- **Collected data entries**

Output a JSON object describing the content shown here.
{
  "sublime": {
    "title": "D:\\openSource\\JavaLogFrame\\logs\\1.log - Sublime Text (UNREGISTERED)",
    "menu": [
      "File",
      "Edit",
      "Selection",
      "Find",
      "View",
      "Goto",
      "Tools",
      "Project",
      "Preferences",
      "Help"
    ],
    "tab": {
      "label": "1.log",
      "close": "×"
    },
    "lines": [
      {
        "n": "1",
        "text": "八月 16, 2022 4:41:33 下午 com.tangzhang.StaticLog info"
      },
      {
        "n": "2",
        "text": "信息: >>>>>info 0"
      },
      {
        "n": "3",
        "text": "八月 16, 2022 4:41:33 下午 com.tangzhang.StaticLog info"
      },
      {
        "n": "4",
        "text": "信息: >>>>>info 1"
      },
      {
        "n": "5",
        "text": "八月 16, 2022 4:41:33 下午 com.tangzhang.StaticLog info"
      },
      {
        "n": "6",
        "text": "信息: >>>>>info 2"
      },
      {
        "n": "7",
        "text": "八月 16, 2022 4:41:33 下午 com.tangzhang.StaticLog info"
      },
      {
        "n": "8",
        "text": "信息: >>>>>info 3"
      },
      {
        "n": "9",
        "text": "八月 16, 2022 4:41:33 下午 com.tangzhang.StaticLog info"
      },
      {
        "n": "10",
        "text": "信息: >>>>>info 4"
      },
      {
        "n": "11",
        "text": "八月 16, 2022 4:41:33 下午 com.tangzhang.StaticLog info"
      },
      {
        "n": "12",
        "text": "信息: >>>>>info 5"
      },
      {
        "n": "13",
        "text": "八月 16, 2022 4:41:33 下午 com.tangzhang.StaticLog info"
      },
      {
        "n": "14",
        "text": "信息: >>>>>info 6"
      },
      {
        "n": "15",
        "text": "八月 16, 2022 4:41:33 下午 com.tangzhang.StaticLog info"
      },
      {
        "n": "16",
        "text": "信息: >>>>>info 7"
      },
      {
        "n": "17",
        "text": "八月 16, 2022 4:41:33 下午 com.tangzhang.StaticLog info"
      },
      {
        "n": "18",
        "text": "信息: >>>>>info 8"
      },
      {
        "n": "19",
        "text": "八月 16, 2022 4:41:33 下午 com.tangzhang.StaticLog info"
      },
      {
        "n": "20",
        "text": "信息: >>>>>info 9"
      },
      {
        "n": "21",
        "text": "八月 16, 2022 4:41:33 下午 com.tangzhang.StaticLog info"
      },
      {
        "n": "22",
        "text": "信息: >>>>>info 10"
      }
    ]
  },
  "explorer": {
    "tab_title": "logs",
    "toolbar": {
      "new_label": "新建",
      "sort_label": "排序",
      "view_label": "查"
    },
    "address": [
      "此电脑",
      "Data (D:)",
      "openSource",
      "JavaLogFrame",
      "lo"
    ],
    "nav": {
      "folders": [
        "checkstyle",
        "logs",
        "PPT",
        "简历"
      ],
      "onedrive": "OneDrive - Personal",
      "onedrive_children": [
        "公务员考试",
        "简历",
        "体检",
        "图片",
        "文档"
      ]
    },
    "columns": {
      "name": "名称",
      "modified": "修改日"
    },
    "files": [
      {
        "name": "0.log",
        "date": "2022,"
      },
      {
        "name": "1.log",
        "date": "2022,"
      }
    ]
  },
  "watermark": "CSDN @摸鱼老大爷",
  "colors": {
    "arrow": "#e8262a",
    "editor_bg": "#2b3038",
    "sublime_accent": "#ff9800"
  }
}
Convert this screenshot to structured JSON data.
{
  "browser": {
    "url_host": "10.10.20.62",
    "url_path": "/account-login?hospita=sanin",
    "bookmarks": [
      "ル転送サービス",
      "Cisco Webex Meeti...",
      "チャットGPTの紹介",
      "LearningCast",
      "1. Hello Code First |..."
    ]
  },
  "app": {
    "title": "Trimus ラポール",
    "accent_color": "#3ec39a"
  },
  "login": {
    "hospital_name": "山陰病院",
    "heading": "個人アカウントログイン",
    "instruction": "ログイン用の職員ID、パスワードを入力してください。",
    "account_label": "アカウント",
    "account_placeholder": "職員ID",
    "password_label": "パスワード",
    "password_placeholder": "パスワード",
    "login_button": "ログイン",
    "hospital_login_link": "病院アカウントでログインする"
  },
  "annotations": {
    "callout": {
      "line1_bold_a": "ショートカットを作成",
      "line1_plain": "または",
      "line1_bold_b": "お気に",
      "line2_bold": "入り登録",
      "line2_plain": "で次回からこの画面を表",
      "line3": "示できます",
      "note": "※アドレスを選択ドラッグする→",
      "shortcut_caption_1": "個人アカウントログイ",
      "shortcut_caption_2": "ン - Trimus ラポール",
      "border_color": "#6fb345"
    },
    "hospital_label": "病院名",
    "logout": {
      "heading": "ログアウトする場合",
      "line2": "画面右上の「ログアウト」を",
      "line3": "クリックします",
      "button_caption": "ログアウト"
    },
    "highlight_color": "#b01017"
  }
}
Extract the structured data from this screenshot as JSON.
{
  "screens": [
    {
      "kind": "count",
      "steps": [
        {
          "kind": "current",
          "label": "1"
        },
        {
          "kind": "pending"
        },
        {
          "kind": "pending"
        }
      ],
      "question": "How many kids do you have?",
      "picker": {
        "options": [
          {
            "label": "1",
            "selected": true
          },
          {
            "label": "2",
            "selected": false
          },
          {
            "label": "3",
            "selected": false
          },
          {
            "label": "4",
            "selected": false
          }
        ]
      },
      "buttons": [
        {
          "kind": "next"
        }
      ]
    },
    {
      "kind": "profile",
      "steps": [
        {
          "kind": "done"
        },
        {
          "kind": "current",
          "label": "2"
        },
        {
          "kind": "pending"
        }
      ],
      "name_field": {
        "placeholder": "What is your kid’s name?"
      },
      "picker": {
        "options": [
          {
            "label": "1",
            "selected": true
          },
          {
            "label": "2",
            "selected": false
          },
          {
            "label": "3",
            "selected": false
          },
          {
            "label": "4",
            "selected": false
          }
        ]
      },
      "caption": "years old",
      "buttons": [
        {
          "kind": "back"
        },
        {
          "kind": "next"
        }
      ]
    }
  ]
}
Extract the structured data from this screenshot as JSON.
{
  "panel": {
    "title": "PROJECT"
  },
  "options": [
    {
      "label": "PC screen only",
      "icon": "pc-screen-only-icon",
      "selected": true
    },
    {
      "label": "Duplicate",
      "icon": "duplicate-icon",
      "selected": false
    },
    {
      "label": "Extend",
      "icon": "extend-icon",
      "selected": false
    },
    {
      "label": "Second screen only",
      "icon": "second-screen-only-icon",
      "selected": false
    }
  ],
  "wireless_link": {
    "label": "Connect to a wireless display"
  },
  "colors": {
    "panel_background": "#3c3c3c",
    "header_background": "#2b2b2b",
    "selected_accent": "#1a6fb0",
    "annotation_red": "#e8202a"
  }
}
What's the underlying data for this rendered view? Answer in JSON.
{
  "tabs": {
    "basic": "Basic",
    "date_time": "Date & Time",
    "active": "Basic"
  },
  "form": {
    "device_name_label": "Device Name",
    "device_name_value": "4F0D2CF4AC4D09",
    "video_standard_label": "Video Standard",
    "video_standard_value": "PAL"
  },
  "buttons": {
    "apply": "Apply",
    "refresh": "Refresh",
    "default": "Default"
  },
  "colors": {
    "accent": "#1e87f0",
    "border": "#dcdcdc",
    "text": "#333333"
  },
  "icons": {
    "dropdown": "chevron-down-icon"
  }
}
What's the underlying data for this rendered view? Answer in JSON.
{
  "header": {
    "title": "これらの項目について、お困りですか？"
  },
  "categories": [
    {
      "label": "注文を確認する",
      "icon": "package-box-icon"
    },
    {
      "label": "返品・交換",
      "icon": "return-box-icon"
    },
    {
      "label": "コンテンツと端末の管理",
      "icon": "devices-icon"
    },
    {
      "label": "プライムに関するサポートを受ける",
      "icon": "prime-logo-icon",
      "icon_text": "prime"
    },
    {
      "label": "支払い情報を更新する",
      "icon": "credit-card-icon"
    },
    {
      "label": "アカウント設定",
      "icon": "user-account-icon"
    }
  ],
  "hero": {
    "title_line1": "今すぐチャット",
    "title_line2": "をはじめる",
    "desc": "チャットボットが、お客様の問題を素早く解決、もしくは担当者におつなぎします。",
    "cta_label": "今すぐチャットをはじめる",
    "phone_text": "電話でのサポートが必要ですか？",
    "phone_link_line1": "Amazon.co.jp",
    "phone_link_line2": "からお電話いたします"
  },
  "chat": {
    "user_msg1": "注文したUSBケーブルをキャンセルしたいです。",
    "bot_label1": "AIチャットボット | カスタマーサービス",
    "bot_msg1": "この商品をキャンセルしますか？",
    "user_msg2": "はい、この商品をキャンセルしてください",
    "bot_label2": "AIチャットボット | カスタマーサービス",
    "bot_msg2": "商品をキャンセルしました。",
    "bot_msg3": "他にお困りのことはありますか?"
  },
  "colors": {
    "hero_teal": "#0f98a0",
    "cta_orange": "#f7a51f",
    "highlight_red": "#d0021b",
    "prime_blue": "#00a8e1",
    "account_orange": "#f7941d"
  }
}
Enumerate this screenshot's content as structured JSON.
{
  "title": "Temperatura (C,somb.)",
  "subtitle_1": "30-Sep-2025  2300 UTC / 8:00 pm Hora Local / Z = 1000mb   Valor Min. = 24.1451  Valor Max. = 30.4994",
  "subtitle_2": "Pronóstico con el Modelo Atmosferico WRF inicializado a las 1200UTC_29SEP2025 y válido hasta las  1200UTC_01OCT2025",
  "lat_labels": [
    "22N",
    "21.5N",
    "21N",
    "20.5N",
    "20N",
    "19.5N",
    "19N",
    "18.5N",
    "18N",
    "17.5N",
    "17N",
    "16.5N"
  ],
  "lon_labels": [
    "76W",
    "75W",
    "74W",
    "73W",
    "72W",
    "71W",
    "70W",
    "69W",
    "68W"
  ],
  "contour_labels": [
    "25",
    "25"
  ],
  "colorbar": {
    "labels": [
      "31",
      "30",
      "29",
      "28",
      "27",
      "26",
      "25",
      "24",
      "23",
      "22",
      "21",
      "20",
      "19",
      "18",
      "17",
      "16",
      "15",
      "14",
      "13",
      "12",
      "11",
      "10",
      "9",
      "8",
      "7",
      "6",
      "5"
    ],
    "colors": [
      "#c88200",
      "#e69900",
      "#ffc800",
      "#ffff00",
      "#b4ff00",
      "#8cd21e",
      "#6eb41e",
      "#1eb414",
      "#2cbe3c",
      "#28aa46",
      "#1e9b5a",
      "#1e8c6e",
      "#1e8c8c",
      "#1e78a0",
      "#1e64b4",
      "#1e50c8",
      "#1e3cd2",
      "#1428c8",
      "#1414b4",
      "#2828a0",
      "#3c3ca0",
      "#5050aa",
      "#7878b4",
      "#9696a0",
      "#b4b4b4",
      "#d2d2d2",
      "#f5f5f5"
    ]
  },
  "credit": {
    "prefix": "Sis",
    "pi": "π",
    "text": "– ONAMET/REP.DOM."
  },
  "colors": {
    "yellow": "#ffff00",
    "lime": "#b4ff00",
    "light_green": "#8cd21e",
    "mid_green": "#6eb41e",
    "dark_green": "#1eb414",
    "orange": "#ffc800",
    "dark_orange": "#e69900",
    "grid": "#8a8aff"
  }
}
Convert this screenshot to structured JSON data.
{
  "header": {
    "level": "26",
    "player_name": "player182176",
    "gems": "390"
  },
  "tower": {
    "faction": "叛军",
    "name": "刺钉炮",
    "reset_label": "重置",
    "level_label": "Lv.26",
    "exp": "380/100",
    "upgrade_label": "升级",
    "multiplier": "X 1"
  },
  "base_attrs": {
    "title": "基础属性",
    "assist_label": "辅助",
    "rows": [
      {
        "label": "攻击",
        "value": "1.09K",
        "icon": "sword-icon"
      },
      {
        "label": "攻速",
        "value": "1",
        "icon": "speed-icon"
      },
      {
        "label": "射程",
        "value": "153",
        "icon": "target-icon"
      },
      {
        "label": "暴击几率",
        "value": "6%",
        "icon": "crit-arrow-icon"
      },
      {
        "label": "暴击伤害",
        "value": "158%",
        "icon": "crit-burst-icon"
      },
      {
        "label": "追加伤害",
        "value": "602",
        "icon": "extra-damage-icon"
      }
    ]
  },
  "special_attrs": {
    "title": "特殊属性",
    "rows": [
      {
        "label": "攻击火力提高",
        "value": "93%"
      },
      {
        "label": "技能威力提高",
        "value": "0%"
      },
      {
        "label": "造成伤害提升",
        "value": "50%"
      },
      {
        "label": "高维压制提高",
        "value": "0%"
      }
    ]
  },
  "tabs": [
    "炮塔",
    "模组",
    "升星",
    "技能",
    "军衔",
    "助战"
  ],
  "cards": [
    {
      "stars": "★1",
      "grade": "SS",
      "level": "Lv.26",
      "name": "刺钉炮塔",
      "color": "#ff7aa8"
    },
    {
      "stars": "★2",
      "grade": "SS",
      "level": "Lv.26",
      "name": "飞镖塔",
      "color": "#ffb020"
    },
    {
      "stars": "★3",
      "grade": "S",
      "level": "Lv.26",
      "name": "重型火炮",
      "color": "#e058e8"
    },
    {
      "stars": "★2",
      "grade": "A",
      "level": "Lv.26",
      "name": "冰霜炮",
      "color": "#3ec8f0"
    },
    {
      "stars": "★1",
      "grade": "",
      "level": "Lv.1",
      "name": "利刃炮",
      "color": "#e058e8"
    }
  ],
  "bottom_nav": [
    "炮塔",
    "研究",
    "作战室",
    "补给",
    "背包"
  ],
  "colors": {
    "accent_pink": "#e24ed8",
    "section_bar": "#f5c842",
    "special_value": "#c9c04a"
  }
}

- **Exercise details**
Return from the data every line that holds "AIチャットボット".

- **Solution below**
    "bot_label1": "AIチャットボット | カスタマーサービス",
    "bot_label2": "AIチャットボット | カスタマーサービス",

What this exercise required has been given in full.